* What you will do:
[1] Which waterborne pathogen does the rainwater harvesting project summary say must be completely removed before harvested rainwater is used for potable needs?
[2] Please reproduce everything in the rainwater harvesting project summary from "ERI: Engineering safer" down to "(Public Law 117-2).".
[3] Write the next part of the rainwater harvesting project summary, picking up after its last sentence.

Passage provided section start

ERI: Engineering safer rainwater harvesting systems: Relating viable Legionella concentrations to system design and environmental characteristics

This award is funded in whole or in part under the American Rescue Plan Act of 2021 (Public Law 117-2).

As precipitation patterns change due to climate change, there is a critical need to augment potable and non-potable water sources in drought prone areas and reduce stormwater runoff in areas more susceptible to heavy precipitation. Rainwater harvesting has emerged as a promising and sustainable technology to address both of those needs. Harvesting rainwater involves the collection and storage of rain for subsequent usages such as landscape irrigation, vehicle washing, and toilet/urinal flushing.

With the appropriate treatment, harvested rainwater could also be utilized for potable needs including drinking, cooking, and bathing. However, for potable usage, rainwater must be treated to eliminate risks to human health including the complete removal of Legionella, a waterborne pathogen that has been detected in harvested rainwater worldwide. The overarching goal of this project is to advance the implementation of a novel and more effective assay for detecting and quantifying the presence of harmful Legionella bacteria in harvested rainwater.

Passage provided section end
Information provided section start

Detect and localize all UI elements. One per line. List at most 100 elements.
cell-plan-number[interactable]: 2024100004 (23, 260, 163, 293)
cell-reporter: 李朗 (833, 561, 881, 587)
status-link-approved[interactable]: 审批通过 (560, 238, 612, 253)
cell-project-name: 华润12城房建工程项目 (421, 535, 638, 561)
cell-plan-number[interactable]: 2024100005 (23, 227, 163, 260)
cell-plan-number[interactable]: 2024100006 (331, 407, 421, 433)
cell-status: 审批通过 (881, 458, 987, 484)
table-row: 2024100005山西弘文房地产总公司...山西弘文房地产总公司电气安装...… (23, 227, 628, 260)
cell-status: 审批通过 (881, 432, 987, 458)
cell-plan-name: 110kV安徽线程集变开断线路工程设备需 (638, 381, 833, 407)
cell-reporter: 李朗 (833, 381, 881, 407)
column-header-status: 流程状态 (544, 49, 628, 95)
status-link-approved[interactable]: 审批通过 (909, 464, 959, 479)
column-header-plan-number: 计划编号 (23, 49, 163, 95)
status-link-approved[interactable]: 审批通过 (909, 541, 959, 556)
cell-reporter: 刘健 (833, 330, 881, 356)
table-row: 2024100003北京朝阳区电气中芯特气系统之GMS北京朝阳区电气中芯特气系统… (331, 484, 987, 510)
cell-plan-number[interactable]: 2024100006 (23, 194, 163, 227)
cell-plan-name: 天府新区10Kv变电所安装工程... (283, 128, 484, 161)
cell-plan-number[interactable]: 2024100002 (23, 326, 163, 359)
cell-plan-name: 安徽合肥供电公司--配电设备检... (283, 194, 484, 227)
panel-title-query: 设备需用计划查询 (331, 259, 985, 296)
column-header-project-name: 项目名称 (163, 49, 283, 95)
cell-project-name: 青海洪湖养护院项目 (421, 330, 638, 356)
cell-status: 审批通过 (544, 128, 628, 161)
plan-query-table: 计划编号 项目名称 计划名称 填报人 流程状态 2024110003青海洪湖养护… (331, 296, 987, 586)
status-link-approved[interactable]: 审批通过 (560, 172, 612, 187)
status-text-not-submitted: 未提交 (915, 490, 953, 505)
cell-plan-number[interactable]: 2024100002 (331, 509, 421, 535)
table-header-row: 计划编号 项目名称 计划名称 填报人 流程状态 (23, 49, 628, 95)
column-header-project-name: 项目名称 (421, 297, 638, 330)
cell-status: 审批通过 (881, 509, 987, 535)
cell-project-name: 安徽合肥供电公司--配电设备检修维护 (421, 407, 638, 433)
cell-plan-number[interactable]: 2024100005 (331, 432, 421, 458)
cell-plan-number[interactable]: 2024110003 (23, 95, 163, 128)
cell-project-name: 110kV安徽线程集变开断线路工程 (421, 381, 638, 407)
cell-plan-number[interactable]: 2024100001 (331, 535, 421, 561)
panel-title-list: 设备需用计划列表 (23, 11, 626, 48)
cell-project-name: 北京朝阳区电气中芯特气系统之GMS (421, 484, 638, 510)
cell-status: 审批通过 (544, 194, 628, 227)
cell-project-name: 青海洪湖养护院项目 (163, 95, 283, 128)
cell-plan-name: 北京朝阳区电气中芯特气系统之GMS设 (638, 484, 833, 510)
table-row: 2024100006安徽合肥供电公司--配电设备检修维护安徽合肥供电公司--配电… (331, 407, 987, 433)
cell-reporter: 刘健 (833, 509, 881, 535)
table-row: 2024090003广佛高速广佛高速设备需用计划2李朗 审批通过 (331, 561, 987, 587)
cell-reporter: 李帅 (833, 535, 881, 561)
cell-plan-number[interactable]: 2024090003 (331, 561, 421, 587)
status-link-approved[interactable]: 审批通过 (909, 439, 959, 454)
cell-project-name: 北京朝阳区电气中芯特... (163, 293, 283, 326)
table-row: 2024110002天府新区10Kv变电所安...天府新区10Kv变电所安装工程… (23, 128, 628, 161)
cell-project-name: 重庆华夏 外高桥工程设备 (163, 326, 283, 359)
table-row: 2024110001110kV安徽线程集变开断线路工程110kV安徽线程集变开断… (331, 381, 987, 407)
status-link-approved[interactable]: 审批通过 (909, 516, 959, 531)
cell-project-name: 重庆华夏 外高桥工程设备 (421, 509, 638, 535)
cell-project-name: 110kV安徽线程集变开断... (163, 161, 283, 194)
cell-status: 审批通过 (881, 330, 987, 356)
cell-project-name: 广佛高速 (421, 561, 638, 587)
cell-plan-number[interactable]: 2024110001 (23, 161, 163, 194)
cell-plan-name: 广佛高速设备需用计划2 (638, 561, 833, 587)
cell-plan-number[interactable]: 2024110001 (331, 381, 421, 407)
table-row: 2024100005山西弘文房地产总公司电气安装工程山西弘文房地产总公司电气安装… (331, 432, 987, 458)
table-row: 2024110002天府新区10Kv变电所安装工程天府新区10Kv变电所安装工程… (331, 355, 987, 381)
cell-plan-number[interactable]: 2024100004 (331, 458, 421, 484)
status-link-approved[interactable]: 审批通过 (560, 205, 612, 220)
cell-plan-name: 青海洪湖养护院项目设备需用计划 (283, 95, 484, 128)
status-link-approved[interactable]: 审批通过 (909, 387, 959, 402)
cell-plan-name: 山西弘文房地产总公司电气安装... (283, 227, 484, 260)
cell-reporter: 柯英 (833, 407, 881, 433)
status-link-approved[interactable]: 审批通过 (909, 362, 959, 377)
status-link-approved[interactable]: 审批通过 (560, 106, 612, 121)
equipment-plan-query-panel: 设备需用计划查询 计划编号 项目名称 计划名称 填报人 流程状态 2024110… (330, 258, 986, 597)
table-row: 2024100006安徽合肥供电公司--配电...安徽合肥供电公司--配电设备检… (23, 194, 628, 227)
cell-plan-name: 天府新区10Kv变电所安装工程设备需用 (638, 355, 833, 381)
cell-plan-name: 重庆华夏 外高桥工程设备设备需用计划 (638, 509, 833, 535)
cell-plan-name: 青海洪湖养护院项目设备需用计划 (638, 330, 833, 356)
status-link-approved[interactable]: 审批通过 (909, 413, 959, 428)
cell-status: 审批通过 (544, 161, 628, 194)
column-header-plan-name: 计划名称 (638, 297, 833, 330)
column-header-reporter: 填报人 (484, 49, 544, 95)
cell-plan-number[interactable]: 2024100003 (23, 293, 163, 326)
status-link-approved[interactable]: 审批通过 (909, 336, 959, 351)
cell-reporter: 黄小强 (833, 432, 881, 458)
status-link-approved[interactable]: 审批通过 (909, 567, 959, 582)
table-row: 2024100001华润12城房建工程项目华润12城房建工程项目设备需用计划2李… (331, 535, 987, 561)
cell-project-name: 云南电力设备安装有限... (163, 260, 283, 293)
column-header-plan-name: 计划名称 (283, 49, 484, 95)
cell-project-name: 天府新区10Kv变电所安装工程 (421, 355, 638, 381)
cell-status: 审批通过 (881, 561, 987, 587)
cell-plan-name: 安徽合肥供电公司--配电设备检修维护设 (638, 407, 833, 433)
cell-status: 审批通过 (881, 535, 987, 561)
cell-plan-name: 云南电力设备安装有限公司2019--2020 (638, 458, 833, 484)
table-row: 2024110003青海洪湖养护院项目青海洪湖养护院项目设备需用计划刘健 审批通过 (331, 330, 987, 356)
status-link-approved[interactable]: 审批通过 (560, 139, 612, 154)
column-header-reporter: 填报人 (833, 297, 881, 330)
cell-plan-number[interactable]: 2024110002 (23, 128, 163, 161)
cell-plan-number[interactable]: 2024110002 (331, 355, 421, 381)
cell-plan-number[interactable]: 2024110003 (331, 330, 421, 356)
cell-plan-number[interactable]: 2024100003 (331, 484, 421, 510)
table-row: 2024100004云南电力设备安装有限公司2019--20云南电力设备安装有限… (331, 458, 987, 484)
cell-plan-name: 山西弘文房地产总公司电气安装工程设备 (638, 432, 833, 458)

Information provided section end

* Response list:
[1] Legionella.

[2]
ERI: Engineering safer rainwater harvesting systems: Relating viable Legionella concentrations to system design and environmental characteristics

This award is funded in whole or in part under the American Rescue Plan Act of 2021 (Public Law 117-2).

[3]
To advance this goal, the Principal Investigator of this project will explore the use of ethidium monoazide quantitative polymerase chain reaction (EMA-qPCR) as a new and promising assay that could accurately quantify the concentrations of viable and harmful Legionella bacteria in harvested rainwater. The successful completion of this project will benefit society through the collection of new data and development of fundamental knowledge to prevent exposure to harmful Legionella bacteria when using harvested rainwater for potable and non-potable applications.

Further benefits to society will be achieved through student education and training including the mentoring of two undergraduate students at Longwood University.

Legionella is a waterborne pathogen, if inhaled, can cause severe illness in humans. Legionella bacteria have been detected in rainwater harvesting systems (RWHS) worldwide. Culture-based methods cannot detect viable but non-culturable cells and thus they tend to underestimate the concentration of harmful Legionella cells present in a water sample.

Molecular methods such as qPCR cannot distinguish between living, viable, and dead cells and consequently they tend to overestimate the concentration of harmful Legionella bacteria in a water sample. The goal of this ERI project is to advance the implementation of a promising new technique (ethidium monoazide quantitative polymerase chain reaction or EMA-qPCR) that could lead to more accurate estimates of the concentration of viable and harmful Legionella bacteria in harvested rainwater.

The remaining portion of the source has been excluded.